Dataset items
--- START ---

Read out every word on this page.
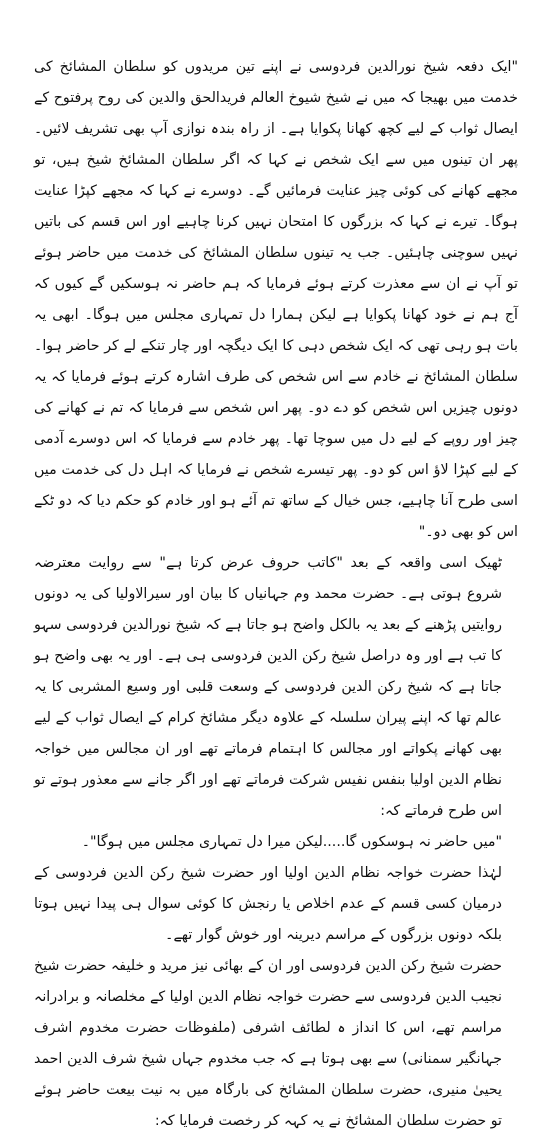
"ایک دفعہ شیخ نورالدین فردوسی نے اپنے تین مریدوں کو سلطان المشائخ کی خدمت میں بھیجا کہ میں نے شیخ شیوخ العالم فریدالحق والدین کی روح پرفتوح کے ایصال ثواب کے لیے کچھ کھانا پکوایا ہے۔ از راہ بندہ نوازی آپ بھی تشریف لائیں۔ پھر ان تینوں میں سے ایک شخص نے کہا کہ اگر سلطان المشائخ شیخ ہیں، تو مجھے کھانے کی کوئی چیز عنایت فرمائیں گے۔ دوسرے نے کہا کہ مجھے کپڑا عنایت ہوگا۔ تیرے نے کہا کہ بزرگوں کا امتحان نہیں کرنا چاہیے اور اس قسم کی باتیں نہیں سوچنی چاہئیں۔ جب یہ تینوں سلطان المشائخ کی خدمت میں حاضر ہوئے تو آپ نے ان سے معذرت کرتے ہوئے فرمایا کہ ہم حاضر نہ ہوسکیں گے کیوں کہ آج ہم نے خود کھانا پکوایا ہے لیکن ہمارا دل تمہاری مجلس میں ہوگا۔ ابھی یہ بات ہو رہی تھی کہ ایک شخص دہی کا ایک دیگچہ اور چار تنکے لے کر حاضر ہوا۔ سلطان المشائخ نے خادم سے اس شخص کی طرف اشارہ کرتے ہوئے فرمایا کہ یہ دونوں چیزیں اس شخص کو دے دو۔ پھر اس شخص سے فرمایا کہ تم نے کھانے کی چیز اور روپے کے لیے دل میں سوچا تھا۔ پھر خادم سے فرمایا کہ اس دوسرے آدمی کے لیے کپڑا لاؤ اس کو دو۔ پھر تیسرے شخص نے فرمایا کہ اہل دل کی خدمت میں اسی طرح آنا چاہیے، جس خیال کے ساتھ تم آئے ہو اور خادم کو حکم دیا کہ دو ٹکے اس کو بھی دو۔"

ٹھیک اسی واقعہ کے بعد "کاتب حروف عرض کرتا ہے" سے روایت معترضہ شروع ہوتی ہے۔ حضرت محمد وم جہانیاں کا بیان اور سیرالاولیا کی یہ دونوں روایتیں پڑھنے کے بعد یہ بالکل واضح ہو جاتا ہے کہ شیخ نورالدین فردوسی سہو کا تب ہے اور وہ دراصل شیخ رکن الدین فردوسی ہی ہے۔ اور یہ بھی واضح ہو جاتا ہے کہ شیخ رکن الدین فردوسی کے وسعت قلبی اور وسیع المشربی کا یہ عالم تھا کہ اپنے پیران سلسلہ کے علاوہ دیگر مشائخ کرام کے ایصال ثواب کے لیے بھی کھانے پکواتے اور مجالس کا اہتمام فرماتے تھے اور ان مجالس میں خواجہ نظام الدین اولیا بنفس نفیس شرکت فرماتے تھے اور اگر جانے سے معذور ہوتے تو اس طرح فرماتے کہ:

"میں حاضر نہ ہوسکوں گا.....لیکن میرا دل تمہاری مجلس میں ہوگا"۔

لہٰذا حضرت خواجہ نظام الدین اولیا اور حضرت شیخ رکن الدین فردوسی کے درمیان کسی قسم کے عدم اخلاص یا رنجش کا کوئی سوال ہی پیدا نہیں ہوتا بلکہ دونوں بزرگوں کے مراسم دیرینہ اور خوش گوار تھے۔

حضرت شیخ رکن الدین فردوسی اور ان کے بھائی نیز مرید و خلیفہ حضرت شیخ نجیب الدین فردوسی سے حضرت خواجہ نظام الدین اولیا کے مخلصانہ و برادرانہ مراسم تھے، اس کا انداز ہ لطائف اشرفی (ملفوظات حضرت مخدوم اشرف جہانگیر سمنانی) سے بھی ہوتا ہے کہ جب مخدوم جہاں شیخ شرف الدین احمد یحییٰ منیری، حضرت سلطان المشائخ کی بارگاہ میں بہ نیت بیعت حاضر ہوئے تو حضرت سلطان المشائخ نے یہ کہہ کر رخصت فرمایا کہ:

--- END ---
--- START ---

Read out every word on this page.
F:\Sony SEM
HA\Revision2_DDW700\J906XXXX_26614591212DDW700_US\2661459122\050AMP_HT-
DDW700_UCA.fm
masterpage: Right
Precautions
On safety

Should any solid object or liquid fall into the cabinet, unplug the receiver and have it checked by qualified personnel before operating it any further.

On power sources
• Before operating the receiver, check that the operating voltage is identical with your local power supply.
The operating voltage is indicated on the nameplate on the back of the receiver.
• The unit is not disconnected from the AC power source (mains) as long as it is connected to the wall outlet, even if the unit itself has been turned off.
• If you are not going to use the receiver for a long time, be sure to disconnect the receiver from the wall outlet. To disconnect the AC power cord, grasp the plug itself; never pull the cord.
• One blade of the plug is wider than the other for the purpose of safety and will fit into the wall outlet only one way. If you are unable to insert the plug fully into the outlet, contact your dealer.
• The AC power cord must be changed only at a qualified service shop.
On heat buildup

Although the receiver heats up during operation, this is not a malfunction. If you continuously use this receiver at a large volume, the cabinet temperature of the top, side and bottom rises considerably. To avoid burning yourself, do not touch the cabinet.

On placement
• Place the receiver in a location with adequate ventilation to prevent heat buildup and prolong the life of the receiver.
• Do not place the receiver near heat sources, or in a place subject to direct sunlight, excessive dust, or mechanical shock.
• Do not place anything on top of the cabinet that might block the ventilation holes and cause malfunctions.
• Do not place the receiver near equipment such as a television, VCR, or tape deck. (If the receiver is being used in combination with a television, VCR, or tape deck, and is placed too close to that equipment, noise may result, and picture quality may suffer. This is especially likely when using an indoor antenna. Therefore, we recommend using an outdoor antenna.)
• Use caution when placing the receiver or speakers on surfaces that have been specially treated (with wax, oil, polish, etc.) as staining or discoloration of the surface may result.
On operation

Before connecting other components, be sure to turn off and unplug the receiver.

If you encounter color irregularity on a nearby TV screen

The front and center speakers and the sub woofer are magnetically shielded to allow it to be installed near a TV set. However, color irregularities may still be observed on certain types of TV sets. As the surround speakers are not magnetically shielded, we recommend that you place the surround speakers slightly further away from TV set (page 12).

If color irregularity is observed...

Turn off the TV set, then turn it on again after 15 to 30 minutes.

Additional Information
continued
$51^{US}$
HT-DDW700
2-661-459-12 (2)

--- END ---
--- START ---

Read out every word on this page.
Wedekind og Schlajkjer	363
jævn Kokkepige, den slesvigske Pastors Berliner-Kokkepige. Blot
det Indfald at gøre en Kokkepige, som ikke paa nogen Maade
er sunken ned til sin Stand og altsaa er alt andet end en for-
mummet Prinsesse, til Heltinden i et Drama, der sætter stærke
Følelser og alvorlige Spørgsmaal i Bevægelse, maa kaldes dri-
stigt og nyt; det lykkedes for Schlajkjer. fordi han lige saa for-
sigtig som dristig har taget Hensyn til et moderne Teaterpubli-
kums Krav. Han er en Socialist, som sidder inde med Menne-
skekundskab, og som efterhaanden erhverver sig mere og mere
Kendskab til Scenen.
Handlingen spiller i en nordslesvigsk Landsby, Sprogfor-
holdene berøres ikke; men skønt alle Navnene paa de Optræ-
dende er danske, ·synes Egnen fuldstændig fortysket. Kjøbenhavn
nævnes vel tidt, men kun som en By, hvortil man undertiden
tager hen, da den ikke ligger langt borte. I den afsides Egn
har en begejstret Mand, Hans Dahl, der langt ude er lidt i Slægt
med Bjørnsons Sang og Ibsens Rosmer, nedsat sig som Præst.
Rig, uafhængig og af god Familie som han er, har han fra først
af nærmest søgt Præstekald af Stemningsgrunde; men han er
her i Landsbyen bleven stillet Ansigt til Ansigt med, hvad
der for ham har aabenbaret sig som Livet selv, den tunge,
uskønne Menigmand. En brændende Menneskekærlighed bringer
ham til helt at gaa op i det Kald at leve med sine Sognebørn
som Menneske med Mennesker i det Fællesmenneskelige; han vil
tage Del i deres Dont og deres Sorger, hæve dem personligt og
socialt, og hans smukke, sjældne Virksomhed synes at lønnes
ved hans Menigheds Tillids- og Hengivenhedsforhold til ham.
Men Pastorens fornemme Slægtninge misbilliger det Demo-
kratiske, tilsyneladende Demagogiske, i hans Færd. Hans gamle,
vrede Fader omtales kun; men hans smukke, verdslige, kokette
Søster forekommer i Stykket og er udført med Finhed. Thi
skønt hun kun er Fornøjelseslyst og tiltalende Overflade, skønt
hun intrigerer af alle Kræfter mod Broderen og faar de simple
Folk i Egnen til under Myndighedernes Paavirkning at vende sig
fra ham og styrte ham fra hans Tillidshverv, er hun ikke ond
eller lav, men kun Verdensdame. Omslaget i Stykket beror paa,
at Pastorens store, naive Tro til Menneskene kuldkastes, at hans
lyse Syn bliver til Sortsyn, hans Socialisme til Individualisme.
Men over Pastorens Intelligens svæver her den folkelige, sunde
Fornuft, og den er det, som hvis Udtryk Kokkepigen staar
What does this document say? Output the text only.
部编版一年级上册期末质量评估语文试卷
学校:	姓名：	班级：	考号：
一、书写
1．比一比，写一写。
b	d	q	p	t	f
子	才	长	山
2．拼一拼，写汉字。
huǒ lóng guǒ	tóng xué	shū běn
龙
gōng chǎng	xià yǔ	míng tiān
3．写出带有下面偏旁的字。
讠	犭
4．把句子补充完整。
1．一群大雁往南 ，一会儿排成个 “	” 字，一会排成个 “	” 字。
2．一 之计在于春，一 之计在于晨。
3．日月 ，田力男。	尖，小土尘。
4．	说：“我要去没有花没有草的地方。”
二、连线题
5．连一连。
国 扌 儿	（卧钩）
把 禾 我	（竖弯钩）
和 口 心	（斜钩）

--- END ---

■ GOAL: Copy out all lines that carry the word "result".

■ EXERCISE SOLUTION:
• Do not place the receiver near equipment such as a television, VCR, or tape deck. (If the receiver is being used in combination with a television, VCR, or tape deck, and is placed too close to that equipment, noise may result, and picture quality may suffer. This is especially likely when using an indoor antenna. Therefore, we recommend using an outdoor antenna.)
• Use caution when placing the receiver or speakers on surfaces that have been specially treated (with wax, oil, polish, etc.) as staining or discoloration of the surface may result.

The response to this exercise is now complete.